[Excerpts from a figure dataset]
**********

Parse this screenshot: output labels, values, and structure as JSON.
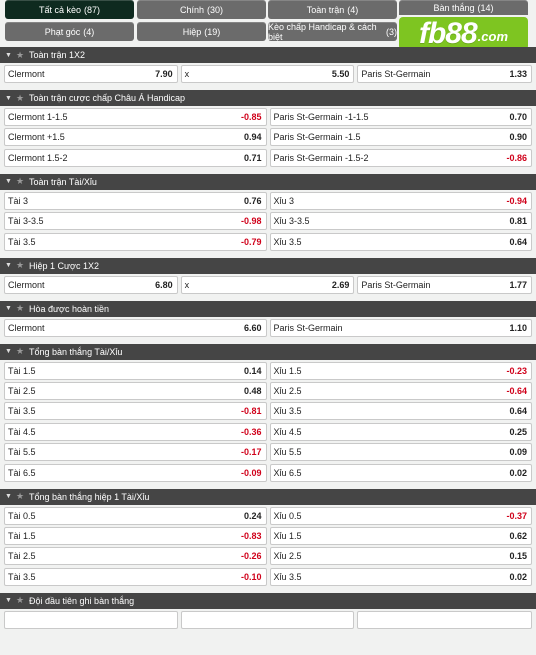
{
  "tabs": [
    {
      "label": "Tất cả kèo",
      "count": "(87)"
    },
    {
      "label": "Chính",
      "count": "(30)"
    },
    {
      "label": "Toàn trận",
      "count": "(4)"
    },
    {
      "label": "Bàn thắng",
      "count": "(14)"
    },
    {
      "label": "Phạt góc",
      "count": "(4)"
    },
    {
      "label": "Hiệp",
      "count": "(19)"
    },
    {
      "label": "Kèo chấp Handicap & cách biệt",
      "count": "(3)"
    }
  ],
  "logo": {
    "text": "fb88",
    "domain": ".com",
    "color": "#7ec521"
  },
  "colors": {
    "header_bg": "#454545",
    "active_tab": "#0e2a1f",
    "tab_bg": "#6b6b6b",
    "negative_odd": "#d0021b"
  },
  "markets": [
    {
      "title": "Toàn trận 1X2",
      "rows": [
        [
          {
            "label": "Clermont",
            "odd": "7.90"
          },
          {
            "label": "x",
            "odd": "5.50"
          },
          {
            "label": "Paris St-Germain",
            "odd": "1.33"
          }
        ]
      ]
    },
    {
      "title": "Toàn trận cược chấp Châu Á Handicap",
      "rows": [
        [
          {
            "label": "Clermont 1-1.5",
            "odd": "-0.85"
          },
          {
            "label": "Paris St-Germain -1-1.5",
            "odd": "0.70"
          }
        ],
        [
          {
            "label": "Clermont +1.5",
            "odd": "0.94"
          },
          {
            "label": "Paris St-Germain -1.5",
            "odd": "0.90"
          }
        ],
        [
          {
            "label": "Clermont 1.5-2",
            "odd": "0.71"
          },
          {
            "label": "Paris St-Germain -1.5-2",
            "odd": "-0.86"
          }
        ]
      ]
    },
    {
      "title": "Toàn trận Tài/Xỉu",
      "rows": [
        [
          {
            "label": "Tài 3",
            "odd": "0.76"
          },
          {
            "label": "Xỉu 3",
            "odd": "-0.94"
          }
        ],
        [
          {
            "label": "Tài 3-3.5",
            "odd": "-0.98"
          },
          {
            "label": "Xỉu 3-3.5",
            "odd": "0.81"
          }
        ],
        [
          {
            "label": "Tài 3.5",
            "odd": "-0.79"
          },
          {
            "label": "Xỉu 3.5",
            "odd": "0.64"
          }
        ]
      ]
    },
    {
      "title": "Hiệp 1 Cược 1X2",
      "rows": [
        [
          {
            "label": "Clermont",
            "odd": "6.80"
          },
          {
            "label": "x",
            "odd": "2.69"
          },
          {
            "label": "Paris St-Germain",
            "odd": "1.77"
          }
        ]
      ]
    },
    {
      "title": "Hòa được hoàn tiền",
      "rows": [
        [
          {
            "label": "Clermont",
            "odd": "6.60"
          },
          {
            "label": "Paris St-Germain",
            "odd": "1.10"
          }
        ]
      ]
    },
    {
      "title": "Tổng bàn thắng Tài/Xỉu",
      "rows": [
        [
          {
            "label": "Tài 1.5",
            "odd": "0.14"
          },
          {
            "label": "Xỉu 1.5",
            "odd": "-0.23"
          }
        ],
        [
          {
            "label": "Tài 2.5",
            "odd": "0.48"
          },
          {
            "label": "Xỉu 2.5",
            "odd": "-0.64"
          }
        ],
        [
          {
            "label": "Tài 3.5",
            "odd": "-0.81"
          },
          {
            "label": "Xỉu 3.5",
            "odd": "0.64"
          }
        ],
        [
          {
            "label": "Tài 4.5",
            "odd": "-0.36"
          },
          {
            "label": "Xỉu 4.5",
            "odd": "0.25"
          }
        ],
        [
          {
            "label": "Tài 5.5",
            "odd": "-0.17"
          },
          {
            "label": "Xỉu 5.5",
            "odd": "0.09"
          }
        ],
        [
          {
            "label": "Tài 6.5",
            "odd": "-0.09"
          },
          {
            "label": "Xỉu 6.5",
            "odd": "0.02"
          }
        ]
      ]
    },
    {
      "title": "Tổng bàn thắng hiệp 1 Tài/Xỉu",
      "rows": [
        [
          {
            "label": "Tài 0.5",
            "odd": "0.24"
          },
          {
            "label": "Xỉu 0.5",
            "odd": "-0.37"
          }
        ],
        [
          {
            "label": "Tài 1.5",
            "odd": "-0.83"
          },
          {
            "label": "Xỉu 1.5",
            "odd": "0.62"
          }
        ],
        [
          {
            "label": "Tài 2.5",
            "odd": "-0.26"
          },
          {
            "label": "Xỉu 2.5",
            "odd": "0.15"
          }
        ],
        [
          {
            "label": "Tài 3.5",
            "odd": "-0.10"
          },
          {
            "label": "Xỉu 3.5",
            "odd": "0.02"
          }
        ]
      ]
    },
    {
      "title": "Đội đầu tiên ghi bàn thắng",
      "rows": [
        [
          {
            "label": "",
            "odd": ""
          },
          {
            "label": "",
            "odd": ""
          },
          {
            "label": "",
            "odd": ""
          }
        ]
      ]
    }
  ]
}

**********

• _Aim of the task_: In the lines above, find each one with "Tổng" and list it.

• _Solution for this exercise_:
      "title": "Tổng bàn thắng Tài/Xỉu",
      "title": "Tổng bàn thắng hiệp 1 Tài/Xỉu",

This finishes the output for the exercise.